=== REQUIREMENT ===
Select, from the material below, each line with "Silver" in it.

====

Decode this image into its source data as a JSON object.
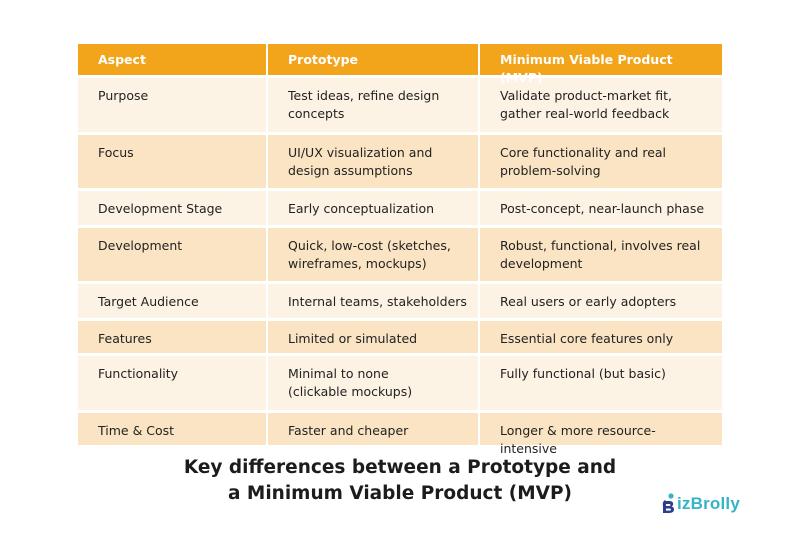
{
  "table": {
    "headers": [
      "Aspect",
      "Prototype",
      "Minimum Viable Product (MVP)"
    ],
    "rows": [
      {
        "aspect": "Purpose",
        "prototype": [
          "Test ideas, refine design",
          "concepts"
        ],
        "mvp": [
          "Validate product-market fit,",
          "gather real-world feedback"
        ]
      },
      {
        "aspect": "Focus",
        "prototype": [
          "UI/UX visualization and",
          "design assumptions"
        ],
        "mvp": [
          "Core functionality and real",
          "problem-solving"
        ]
      },
      {
        "aspect": "Development Stage",
        "prototype": [
          "Early conceptualization"
        ],
        "mvp": [
          "Post-concept, near-launch phase"
        ]
      },
      {
        "aspect": "Development",
        "prototype": [
          "Quick, low-cost (sketches,",
          "wireframes, mockups)"
        ],
        "mvp": [
          "Robust, functional, involves real",
          "development"
        ]
      },
      {
        "aspect": "Target Audience",
        "prototype": [
          "Internal teams, stakeholders"
        ],
        "mvp": [
          "Real users or early adopters"
        ]
      },
      {
        "aspect": "Features",
        "prototype": [
          "Limited or simulated"
        ],
        "mvp": [
          "Essential core features only"
        ]
      },
      {
        "aspect": "Functionality",
        "prototype": [
          "Minimal to none",
          "(clickable mockups)"
        ],
        "mvp": [
          "Fully functional (but basic)"
        ]
      },
      {
        "aspect": "Time & Cost",
        "prototype": [
          "Faster and cheaper"
        ],
        "mvp": [
          "Longer & more resource-intensive"
        ]
      }
    ]
  },
  "caption": {
    "line1": "Key differences between a Prototype and",
    "line2": "a Minimum Viable Product (MVP)"
  },
  "logo": {
    "text": "izBrolly",
    "color": "#35b4c8"
  },
  "colors": {
    "header": "#f2a41a",
    "row_light": "#fdf3e4",
    "row_dark": "#fae4c4"
  }
}
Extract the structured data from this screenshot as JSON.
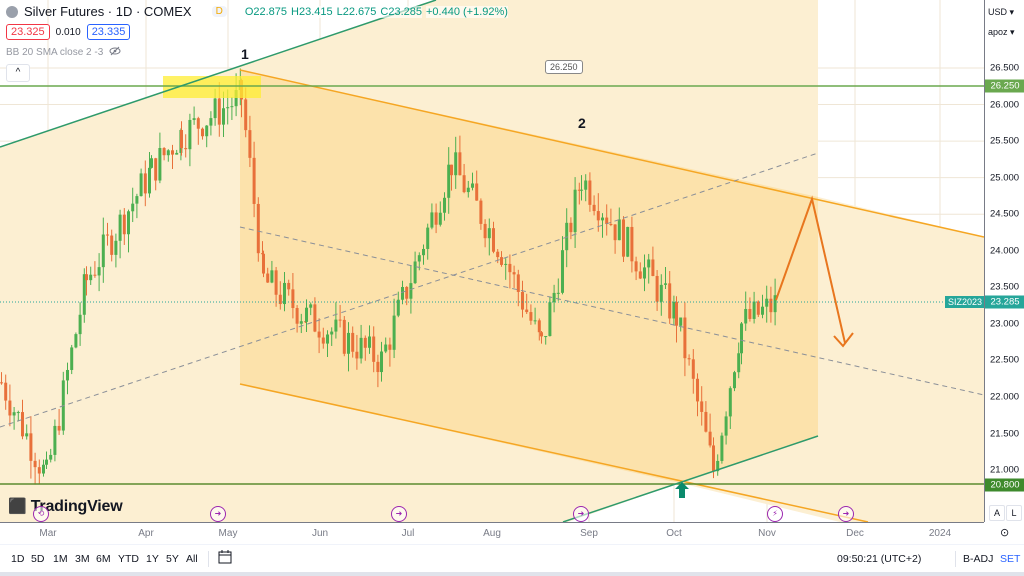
{
  "header": {
    "symbol_title": "Silver Futures · 1D · COMEX",
    "market_badge": "D",
    "ohlc": {
      "open": "O22.875",
      "high": "H23.415",
      "low": "L22.675",
      "close": "C23.285",
      "change": "+0.440 (+1.92%)"
    },
    "sell_price": "23.325",
    "spread": "0.010",
    "buy_price": "23.335",
    "indicator": "BB 20 SMA close 2 -3",
    "collapse_glyph": "^"
  },
  "price_axis": {
    "currency": "USD ▾",
    "scale_mode": "apoz ▾",
    "ticks": [
      "26.500",
      "26.000",
      "25.500",
      "25.000",
      "24.500",
      "24.000",
      "23.500",
      "23.000",
      "22.500",
      "22.000",
      "21.500",
      "21.000"
    ],
    "labels": {
      "resistance": "26.250",
      "last": "23.285",
      "support": "20.800",
      "symbol_tag": "SIZ2023"
    },
    "auto_button": "A",
    "log_button": "L"
  },
  "time_axis": {
    "labels": [
      "Mar",
      "Apr",
      "May",
      "Jun",
      "Jul",
      "Aug",
      "Sep",
      "Oct",
      "Nov",
      "Dec",
      "2024"
    ]
  },
  "annotations": {
    "callout": "26.250",
    "wave_1": "1",
    "wave_2": "2",
    "logo": "TradingView"
  },
  "bottom_bar": {
    "ranges": [
      "1D",
      "5D",
      "1M",
      "3M",
      "6M",
      "YTD",
      "1Y",
      "5Y",
      "All"
    ],
    "clock": "09:50:21 (UTC+2)",
    "adj": "B-ADJ",
    "session": "SET"
  },
  "colors": {
    "up": "#4caf50",
    "down": "#e8703a",
    "channel": "#f5a623",
    "support_line": "#5b9b3c",
    "trend_line": "#2e9a6b",
    "last_price": "#26a69a",
    "event": "#9c27b0"
  },
  "chart_data": {
    "type": "candlestick",
    "title": "Silver Futures · 1D · COMEX",
    "xlabel": "",
    "ylabel": "USD",
    "ylim": [
      20.5,
      26.8
    ],
    "x_ticks": [
      "Mar",
      "Apr",
      "May",
      "Jun",
      "Jul",
      "Aug",
      "Sep",
      "Oct",
      "Nov",
      "Dec",
      "2024"
    ],
    "horizontal_levels": [
      26.25,
      20.8
    ],
    "last_price": 23.285,
    "descending_channel": {
      "upper_start": [
        240,
        26.4
      ],
      "upper_end": [
        818,
        24.65
      ],
      "lower_start": [
        240,
        22.1
      ],
      "lower_end": [
        680,
        20.85
      ]
    },
    "forecast_path": [
      [
        776,
        23.28
      ],
      [
        812,
        24.7
      ],
      [
        843,
        22.75
      ]
    ],
    "series_approx_close": [
      {
        "period": "Feb",
        "close": 22.2
      },
      {
        "period": "Mar",
        "close": 20.9
      },
      {
        "period": "Mar-end",
        "close": 23.6
      },
      {
        "period": "Apr",
        "close": 25.1
      },
      {
        "period": "Apr-mid",
        "close": 25.6
      },
      {
        "period": "May-start",
        "close": 26.1
      },
      {
        "period": "May-end",
        "close": 23.6
      },
      {
        "period": "Jun",
        "close": 23.1
      },
      {
        "period": "Jun-end",
        "close": 22.5
      },
      {
        "period": "Jul-mid",
        "close": 25.2
      },
      {
        "period": "Aug",
        "close": 24.0
      },
      {
        "period": "Aug-mid",
        "close": 22.7
      },
      {
        "period": "Sep-start",
        "close": 25.0
      },
      {
        "period": "Sep-mid",
        "close": 23.1
      },
      {
        "period": "Oct-start",
        "close": 21.0
      },
      {
        "period": "Oct-mid",
        "close": 23.0
      },
      {
        "period": "Nov-start",
        "close": 23.285
      }
    ]
  }
}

====

=== ANSWER TO THIS TASK ===
    "symbol_title": "Silver Futures · 1D · COMEX",
    "title": "Silver Futures · 1D · COMEX",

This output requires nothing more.